# [Prompt]
Keep the wording of each record exactly the same when you repeat it, and leave out pictures.

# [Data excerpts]
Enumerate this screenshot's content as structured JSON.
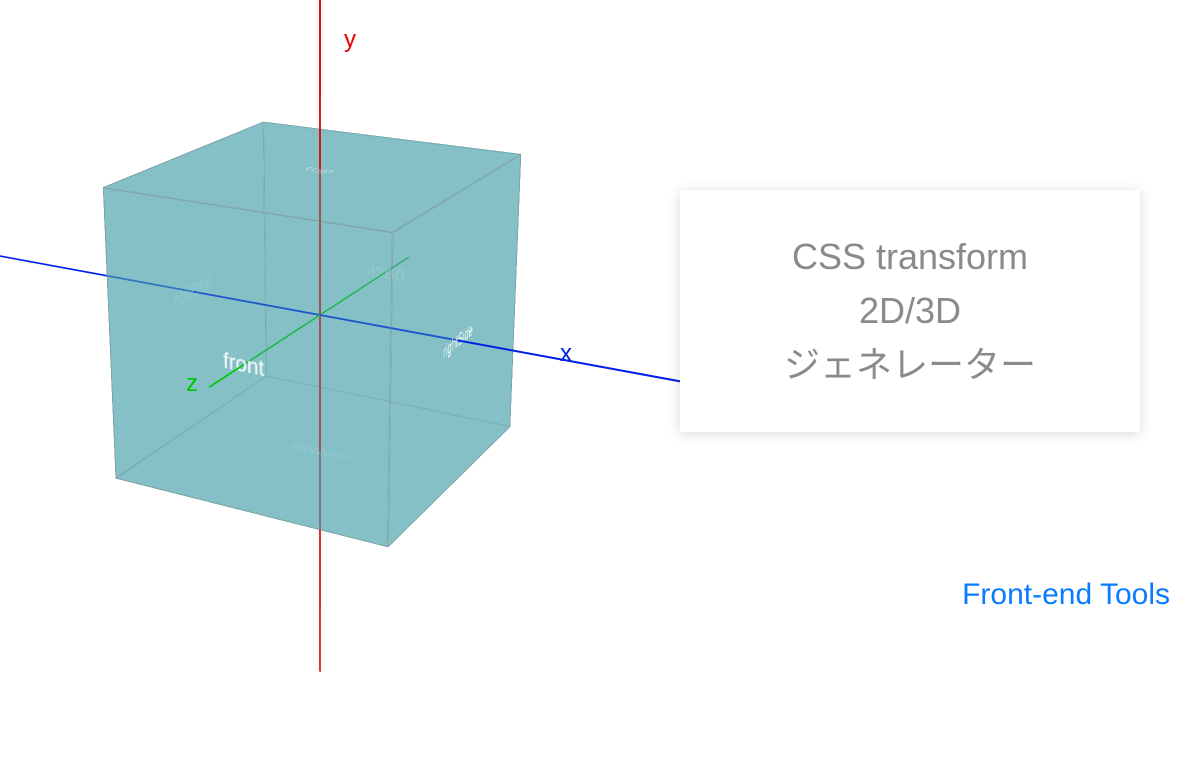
{
  "axes": {
    "x": "x",
    "y": "y",
    "z": "z"
  },
  "cube": {
    "front": "front",
    "back": "back",
    "left": "leftSide",
    "right": "rightSide",
    "top": "top",
    "bottom": "bottom"
  },
  "card": {
    "line1": "CSS transform",
    "line2": "2D/3D",
    "line3": "ジェネレーター"
  },
  "brand": "Front-end Tools"
}
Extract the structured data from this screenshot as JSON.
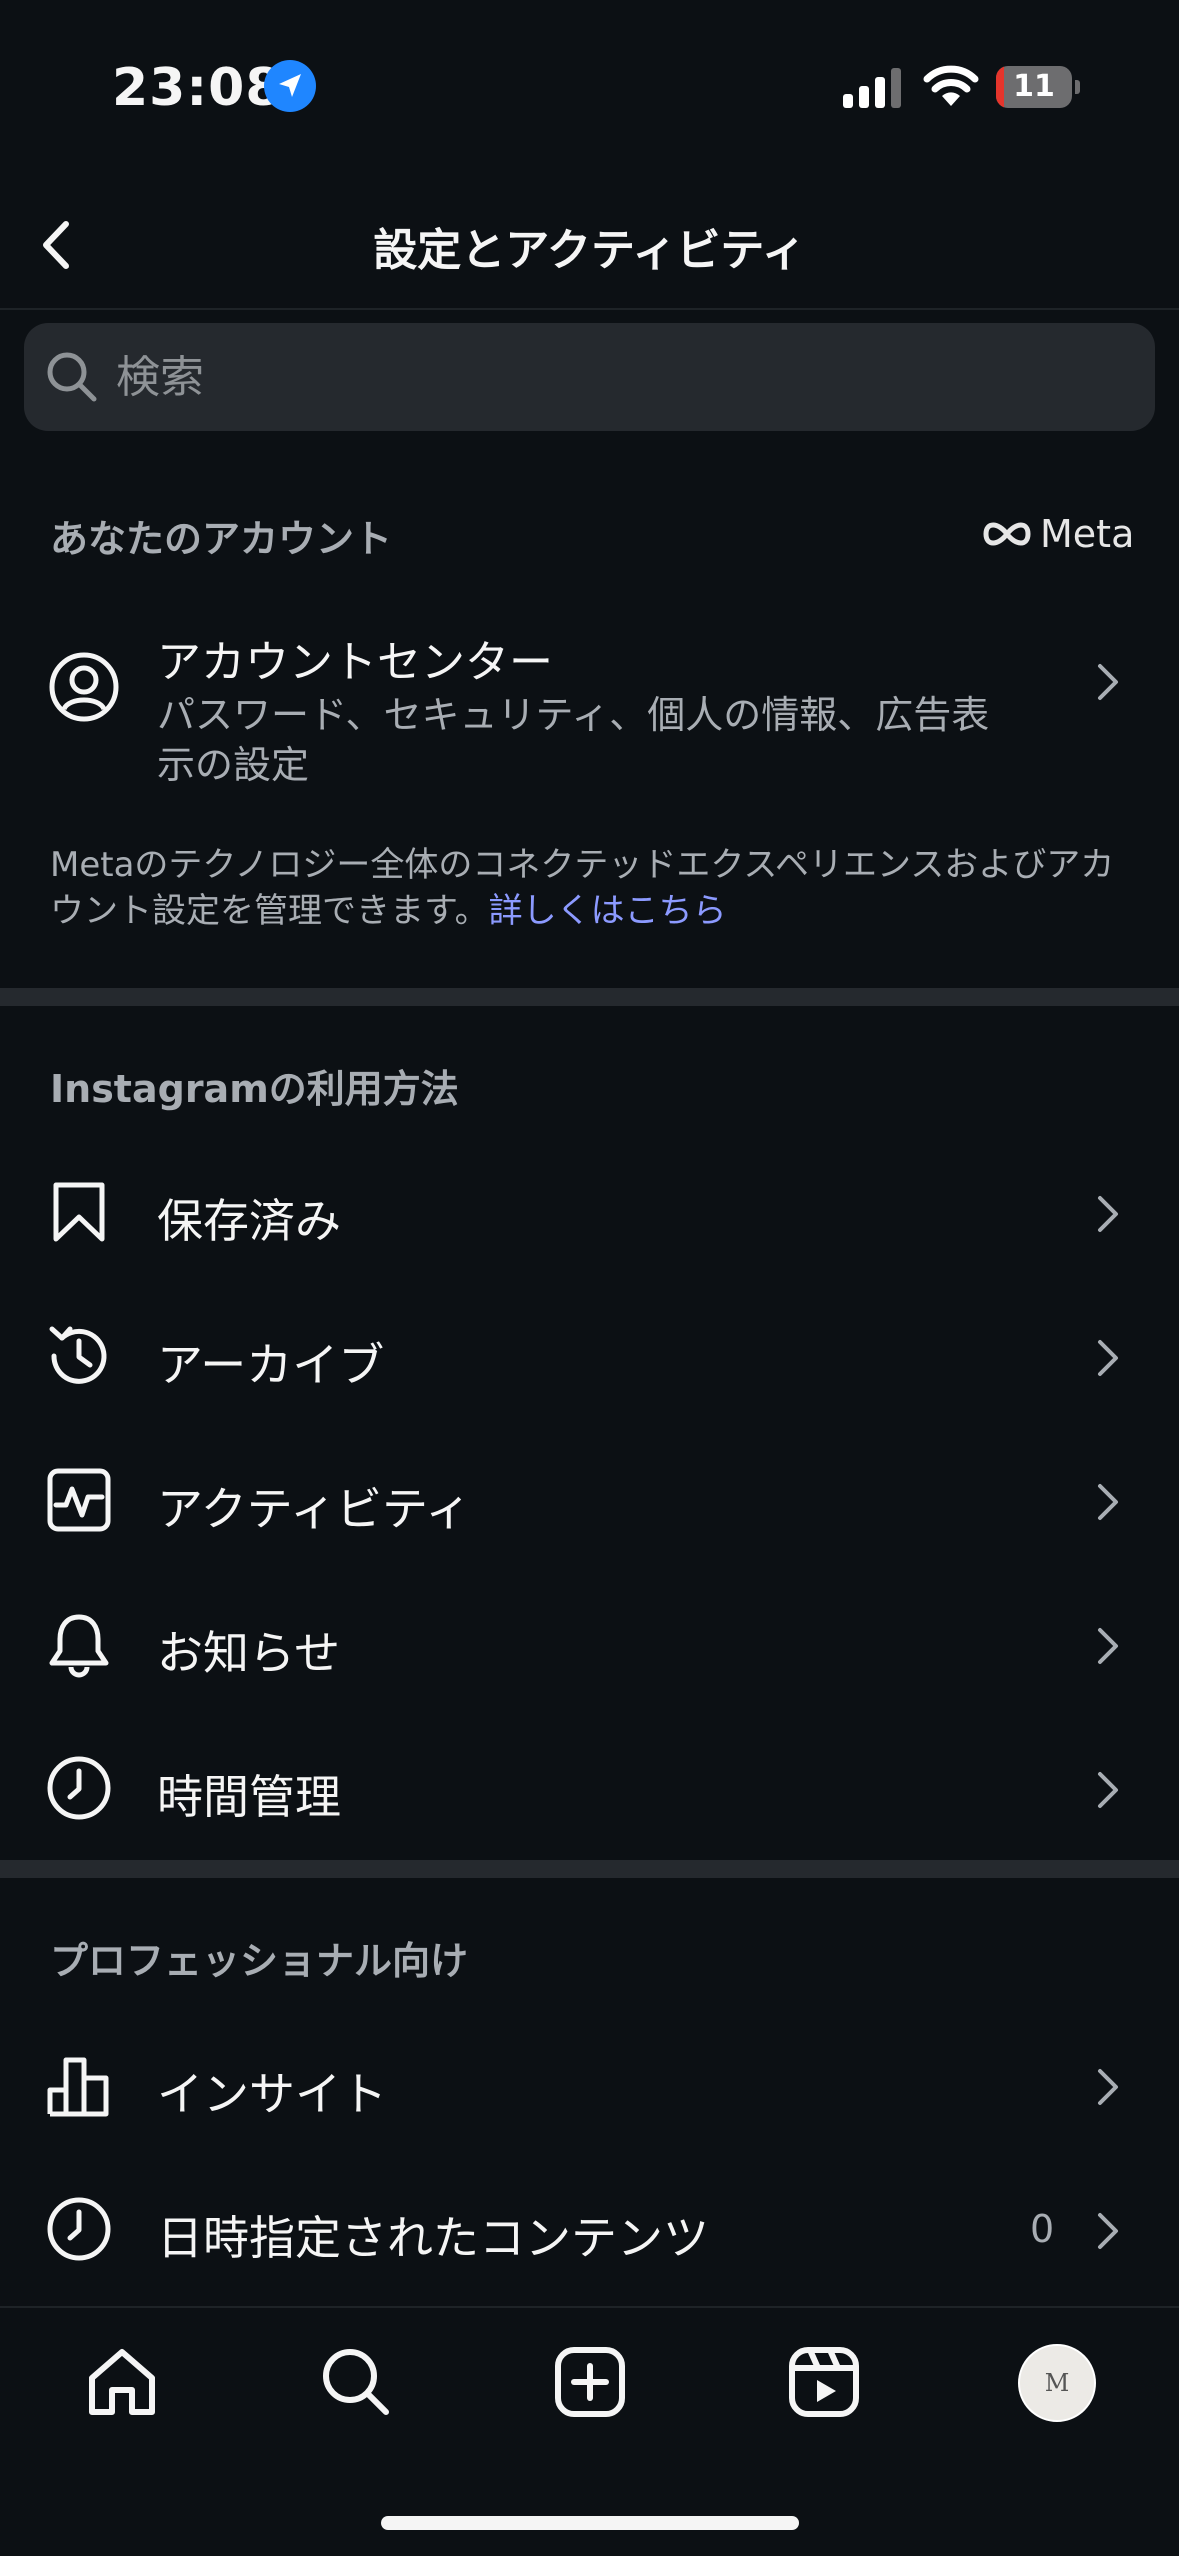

# [Expected answer]
Enumerate this screenshot's content as structured JSON.
{
  "axes": {
    "x": "x",
    "y": "y",
    "z": "z"
  },
  "cube": {
    "front": "front",
    "back": "back",
    "left": "leftSide",
    "right": "rightSide",
    "top": "top",
    "bottom": "bottom"
  },
  "card": {
    "line1": "CSS transform",
    "line2": "2D/3D",
    "line3": "ジェネレーター"
  },
  "brand": "Front-end Tools"
}
Extract the structured data from this screenshot as JSON.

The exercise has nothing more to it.